MATERIAL SUPPLIED —
## begin

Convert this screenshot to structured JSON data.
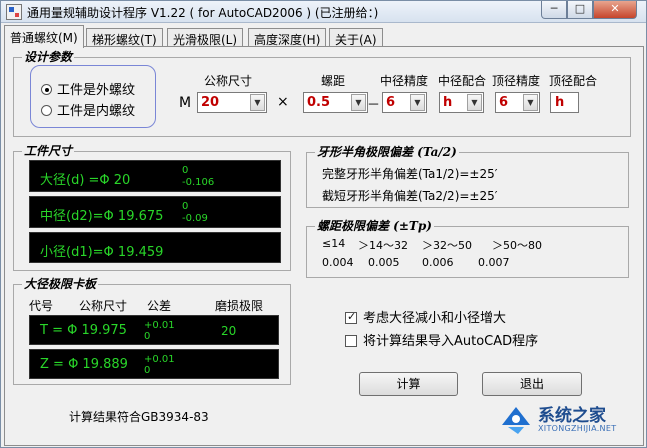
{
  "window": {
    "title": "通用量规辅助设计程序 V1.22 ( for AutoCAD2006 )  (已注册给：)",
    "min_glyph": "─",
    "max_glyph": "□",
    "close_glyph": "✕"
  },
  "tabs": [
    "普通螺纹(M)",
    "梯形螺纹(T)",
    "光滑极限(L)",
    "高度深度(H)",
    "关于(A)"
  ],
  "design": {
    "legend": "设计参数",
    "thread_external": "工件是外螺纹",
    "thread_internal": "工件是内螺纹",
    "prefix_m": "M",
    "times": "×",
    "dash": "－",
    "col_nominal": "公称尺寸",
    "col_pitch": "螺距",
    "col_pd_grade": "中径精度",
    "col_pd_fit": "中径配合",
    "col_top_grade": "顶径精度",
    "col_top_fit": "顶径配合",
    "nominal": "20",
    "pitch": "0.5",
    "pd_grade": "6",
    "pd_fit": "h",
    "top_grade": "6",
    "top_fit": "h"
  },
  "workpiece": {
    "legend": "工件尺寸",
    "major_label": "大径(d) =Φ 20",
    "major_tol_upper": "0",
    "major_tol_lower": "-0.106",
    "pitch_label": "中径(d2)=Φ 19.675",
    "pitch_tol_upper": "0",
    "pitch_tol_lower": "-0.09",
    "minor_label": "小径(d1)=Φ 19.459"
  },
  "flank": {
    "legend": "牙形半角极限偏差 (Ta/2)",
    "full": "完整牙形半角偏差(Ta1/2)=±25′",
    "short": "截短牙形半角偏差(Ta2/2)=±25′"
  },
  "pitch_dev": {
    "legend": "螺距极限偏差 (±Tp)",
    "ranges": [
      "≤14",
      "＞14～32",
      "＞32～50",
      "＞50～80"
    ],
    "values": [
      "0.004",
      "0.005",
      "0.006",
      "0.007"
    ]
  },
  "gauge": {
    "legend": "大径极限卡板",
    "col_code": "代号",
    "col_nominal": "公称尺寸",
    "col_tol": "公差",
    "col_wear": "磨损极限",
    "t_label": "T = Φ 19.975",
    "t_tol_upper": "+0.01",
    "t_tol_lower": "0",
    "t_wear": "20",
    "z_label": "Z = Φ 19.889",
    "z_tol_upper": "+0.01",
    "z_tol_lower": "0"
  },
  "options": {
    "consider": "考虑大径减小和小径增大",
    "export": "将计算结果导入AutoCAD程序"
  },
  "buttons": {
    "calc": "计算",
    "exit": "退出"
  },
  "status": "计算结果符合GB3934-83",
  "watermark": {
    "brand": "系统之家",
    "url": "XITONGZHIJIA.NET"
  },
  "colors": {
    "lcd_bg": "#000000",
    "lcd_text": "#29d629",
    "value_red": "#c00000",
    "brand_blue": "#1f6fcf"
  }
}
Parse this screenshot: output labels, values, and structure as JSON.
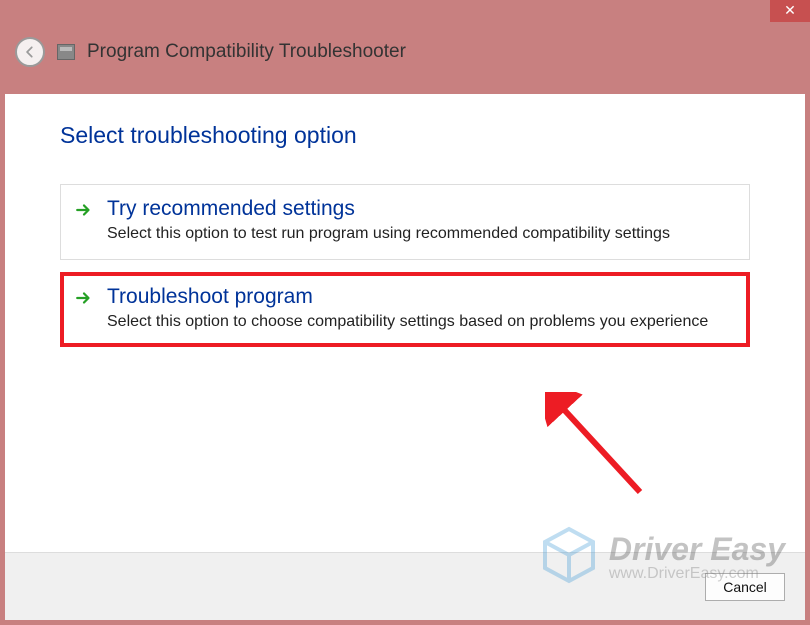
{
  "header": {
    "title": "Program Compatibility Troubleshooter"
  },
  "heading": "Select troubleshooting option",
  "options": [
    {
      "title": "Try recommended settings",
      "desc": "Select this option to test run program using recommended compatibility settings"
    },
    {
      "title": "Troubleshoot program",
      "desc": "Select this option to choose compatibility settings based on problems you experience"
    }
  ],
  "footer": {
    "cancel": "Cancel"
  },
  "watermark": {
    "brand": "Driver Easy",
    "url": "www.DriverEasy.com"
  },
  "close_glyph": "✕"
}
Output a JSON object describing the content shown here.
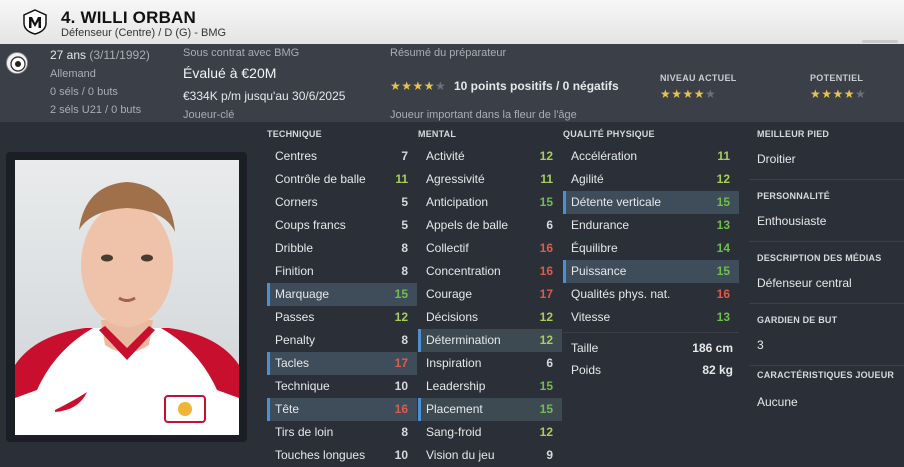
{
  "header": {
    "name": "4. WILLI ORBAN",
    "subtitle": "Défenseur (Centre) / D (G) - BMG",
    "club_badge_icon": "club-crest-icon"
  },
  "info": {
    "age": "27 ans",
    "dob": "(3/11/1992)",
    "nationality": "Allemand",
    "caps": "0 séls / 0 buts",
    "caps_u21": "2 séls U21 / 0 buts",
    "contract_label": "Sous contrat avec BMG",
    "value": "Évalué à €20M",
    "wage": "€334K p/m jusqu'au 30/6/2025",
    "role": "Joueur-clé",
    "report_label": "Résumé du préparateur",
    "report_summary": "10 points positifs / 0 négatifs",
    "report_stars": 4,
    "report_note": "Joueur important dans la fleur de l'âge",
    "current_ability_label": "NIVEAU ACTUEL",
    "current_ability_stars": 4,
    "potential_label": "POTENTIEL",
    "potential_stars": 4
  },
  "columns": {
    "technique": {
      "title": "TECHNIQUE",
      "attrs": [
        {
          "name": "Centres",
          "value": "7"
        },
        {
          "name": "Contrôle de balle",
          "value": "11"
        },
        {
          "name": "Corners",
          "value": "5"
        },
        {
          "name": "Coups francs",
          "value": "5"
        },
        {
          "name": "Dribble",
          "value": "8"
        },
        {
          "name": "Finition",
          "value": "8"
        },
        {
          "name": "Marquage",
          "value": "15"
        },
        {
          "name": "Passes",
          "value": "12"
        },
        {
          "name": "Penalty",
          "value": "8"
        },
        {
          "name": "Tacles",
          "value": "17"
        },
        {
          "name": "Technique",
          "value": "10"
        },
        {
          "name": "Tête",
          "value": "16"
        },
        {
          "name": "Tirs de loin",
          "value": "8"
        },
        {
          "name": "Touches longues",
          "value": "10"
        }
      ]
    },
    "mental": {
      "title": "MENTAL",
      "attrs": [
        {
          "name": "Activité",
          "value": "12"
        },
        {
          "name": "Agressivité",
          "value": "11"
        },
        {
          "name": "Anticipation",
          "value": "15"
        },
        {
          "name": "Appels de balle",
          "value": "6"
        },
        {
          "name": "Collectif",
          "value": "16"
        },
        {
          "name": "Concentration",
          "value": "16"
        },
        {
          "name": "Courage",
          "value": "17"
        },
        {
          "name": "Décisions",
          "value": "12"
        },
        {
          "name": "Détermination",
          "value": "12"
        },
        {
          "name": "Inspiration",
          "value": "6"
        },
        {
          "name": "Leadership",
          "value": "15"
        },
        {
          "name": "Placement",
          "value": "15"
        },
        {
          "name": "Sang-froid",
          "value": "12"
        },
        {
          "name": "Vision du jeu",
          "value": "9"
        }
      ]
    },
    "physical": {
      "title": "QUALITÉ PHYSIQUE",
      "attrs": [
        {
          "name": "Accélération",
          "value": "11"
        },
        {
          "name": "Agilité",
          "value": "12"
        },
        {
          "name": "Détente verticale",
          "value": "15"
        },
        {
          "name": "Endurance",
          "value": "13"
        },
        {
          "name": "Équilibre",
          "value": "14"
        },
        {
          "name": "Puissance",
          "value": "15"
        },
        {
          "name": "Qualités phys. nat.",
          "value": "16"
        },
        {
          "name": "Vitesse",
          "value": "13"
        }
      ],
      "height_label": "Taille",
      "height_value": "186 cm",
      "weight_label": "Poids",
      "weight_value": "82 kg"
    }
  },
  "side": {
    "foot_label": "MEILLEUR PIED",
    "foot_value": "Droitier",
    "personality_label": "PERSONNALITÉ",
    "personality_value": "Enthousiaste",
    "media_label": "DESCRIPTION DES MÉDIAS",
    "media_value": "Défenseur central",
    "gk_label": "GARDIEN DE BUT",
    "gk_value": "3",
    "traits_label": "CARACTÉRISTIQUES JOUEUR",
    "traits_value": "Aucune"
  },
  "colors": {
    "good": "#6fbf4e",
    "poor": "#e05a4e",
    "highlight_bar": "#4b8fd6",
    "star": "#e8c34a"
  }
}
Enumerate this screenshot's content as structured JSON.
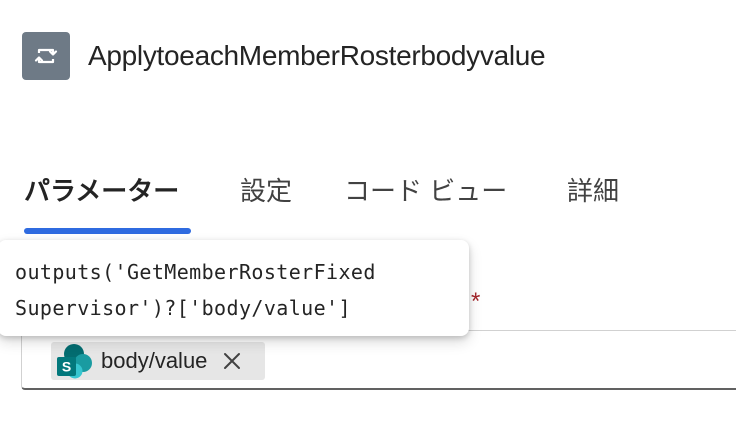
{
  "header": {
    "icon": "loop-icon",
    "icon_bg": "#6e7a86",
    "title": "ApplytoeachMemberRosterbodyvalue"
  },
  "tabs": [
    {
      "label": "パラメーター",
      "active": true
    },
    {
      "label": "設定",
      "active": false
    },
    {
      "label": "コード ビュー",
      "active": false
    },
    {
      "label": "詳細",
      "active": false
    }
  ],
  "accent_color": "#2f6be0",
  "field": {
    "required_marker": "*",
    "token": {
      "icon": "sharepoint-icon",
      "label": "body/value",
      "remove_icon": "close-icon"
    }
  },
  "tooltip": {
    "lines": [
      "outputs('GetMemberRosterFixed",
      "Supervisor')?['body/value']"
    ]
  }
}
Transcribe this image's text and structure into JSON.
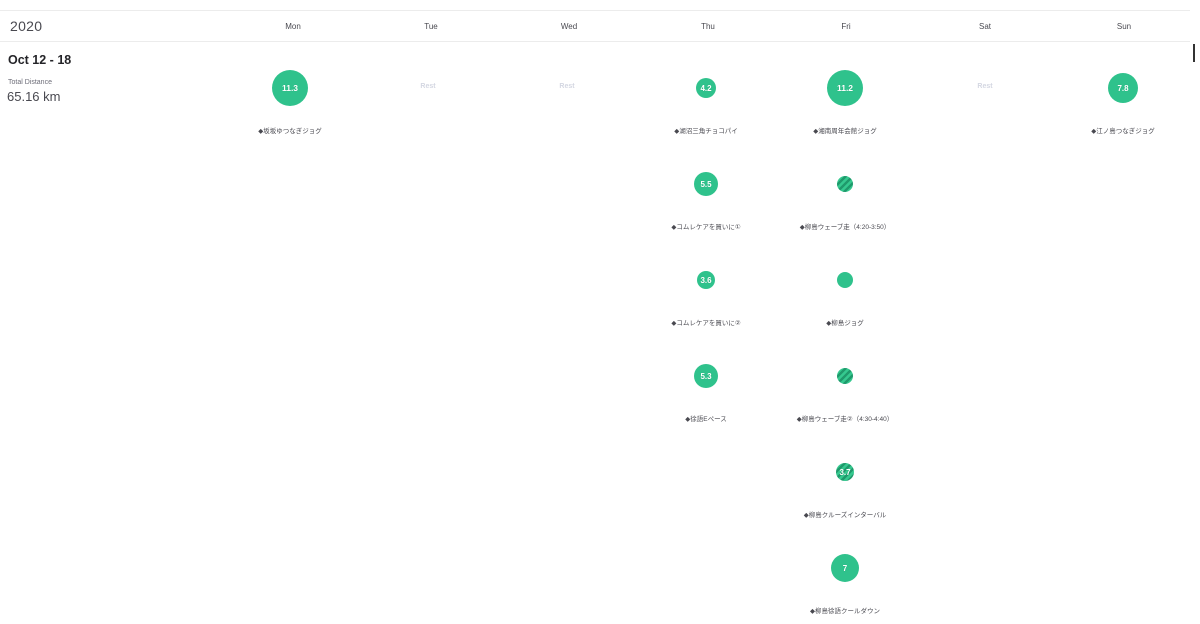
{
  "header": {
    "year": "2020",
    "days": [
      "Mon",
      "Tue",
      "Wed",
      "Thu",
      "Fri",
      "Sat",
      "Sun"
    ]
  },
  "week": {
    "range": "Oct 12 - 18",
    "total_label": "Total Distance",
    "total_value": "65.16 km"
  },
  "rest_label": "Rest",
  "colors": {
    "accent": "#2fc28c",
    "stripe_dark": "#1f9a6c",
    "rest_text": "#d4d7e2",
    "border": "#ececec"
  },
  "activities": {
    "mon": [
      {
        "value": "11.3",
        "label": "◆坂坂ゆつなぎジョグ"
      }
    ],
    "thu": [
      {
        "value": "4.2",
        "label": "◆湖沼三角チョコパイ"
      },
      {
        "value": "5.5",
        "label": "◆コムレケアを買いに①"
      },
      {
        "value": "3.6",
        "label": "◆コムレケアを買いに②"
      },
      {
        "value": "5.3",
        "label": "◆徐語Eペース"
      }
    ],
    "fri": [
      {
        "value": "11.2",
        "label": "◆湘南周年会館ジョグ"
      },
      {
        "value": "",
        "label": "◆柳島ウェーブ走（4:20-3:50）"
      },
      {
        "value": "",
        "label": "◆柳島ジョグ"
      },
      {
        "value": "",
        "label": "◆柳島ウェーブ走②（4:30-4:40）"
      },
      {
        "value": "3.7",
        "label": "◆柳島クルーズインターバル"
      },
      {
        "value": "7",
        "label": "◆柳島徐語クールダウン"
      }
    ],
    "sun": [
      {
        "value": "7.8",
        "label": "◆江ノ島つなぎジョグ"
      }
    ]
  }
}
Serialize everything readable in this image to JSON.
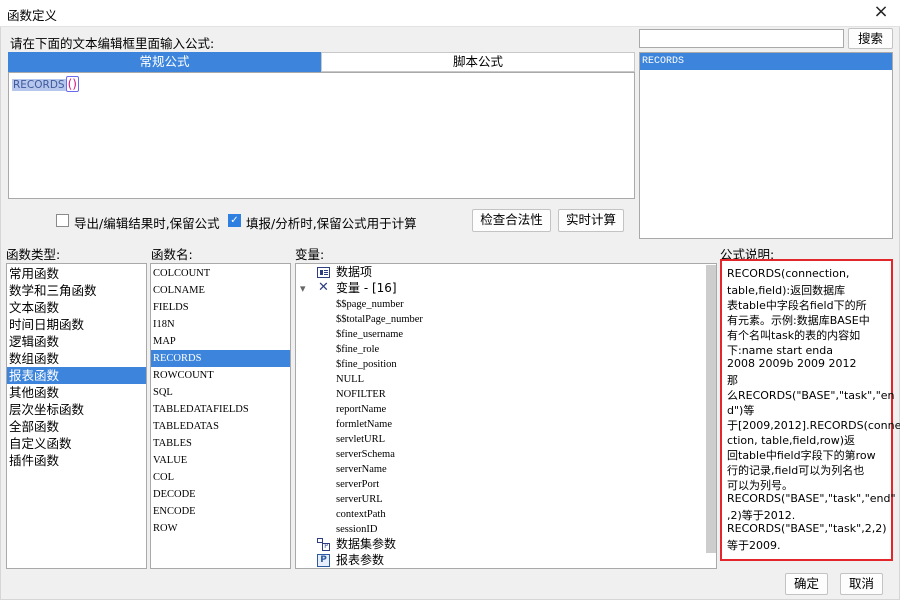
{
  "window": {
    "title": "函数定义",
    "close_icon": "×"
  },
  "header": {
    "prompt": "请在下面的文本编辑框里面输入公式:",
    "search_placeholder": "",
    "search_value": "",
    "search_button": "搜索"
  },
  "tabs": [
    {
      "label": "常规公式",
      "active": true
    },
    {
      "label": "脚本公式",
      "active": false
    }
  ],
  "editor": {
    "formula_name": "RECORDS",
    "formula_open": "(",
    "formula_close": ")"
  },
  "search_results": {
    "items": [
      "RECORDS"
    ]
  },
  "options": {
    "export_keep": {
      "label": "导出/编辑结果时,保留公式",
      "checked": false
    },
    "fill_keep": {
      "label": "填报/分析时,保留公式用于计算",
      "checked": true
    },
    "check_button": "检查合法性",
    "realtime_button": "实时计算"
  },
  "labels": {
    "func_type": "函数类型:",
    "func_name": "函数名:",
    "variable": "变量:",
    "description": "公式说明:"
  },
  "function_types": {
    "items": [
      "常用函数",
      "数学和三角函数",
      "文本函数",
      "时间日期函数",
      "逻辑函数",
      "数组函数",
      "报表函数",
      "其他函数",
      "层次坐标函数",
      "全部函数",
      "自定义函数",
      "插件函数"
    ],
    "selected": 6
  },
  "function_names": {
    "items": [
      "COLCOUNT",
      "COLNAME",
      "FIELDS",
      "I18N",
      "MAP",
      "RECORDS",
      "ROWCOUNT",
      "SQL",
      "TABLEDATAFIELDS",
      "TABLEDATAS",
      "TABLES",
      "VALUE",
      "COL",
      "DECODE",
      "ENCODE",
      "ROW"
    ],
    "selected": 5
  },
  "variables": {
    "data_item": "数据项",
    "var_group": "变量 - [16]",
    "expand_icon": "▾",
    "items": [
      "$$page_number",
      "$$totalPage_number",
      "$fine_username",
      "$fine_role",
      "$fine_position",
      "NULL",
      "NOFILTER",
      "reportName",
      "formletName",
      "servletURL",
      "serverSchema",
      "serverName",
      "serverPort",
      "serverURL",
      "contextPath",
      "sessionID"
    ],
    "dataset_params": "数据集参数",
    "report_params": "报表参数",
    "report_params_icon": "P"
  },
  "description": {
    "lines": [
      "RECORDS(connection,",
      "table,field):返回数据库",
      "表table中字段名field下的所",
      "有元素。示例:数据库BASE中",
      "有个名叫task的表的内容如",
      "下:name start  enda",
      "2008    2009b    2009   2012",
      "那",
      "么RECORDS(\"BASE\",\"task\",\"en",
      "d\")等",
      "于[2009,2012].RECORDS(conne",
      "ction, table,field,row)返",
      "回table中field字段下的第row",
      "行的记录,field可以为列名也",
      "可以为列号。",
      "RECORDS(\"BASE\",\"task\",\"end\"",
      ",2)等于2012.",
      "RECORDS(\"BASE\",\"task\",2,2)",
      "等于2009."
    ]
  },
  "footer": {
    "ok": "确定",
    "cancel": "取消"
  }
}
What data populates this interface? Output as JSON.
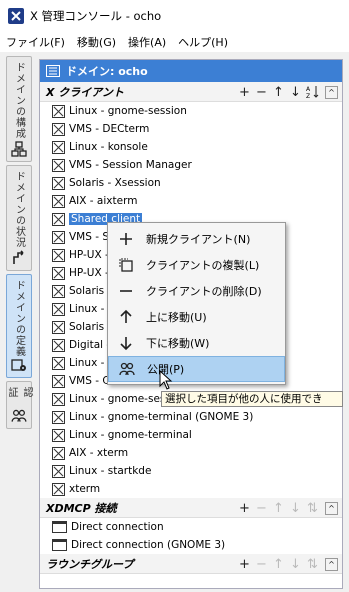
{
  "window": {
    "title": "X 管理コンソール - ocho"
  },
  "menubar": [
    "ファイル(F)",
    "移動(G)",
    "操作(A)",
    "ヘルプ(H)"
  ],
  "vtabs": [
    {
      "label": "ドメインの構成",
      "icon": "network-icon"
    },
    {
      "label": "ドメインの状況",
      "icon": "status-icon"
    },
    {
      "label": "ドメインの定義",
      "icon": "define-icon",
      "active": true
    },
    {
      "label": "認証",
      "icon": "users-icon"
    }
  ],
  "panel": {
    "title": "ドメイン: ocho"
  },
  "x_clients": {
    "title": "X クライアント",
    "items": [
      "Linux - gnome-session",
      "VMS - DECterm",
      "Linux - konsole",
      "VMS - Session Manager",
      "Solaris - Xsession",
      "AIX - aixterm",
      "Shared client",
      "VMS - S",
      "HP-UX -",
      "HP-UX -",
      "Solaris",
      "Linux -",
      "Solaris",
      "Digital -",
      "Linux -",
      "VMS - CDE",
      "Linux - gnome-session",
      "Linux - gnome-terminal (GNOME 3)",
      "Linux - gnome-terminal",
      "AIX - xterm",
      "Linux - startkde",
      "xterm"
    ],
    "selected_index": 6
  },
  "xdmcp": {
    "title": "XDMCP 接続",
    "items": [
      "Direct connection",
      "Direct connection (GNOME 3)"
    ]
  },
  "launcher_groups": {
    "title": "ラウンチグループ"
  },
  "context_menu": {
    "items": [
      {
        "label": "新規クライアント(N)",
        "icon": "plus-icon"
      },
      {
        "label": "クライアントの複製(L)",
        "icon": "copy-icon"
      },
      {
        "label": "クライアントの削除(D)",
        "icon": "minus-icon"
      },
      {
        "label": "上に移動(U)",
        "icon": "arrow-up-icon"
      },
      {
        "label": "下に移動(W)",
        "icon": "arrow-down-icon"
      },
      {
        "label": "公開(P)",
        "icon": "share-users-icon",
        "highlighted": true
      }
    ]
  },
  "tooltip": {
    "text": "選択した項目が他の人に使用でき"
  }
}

## end

Pick out and copy every line that contains the word "recommended".

      "title": "Try recommended settings",
      "desc": "Select this option to test run program using recommended compatibility settings"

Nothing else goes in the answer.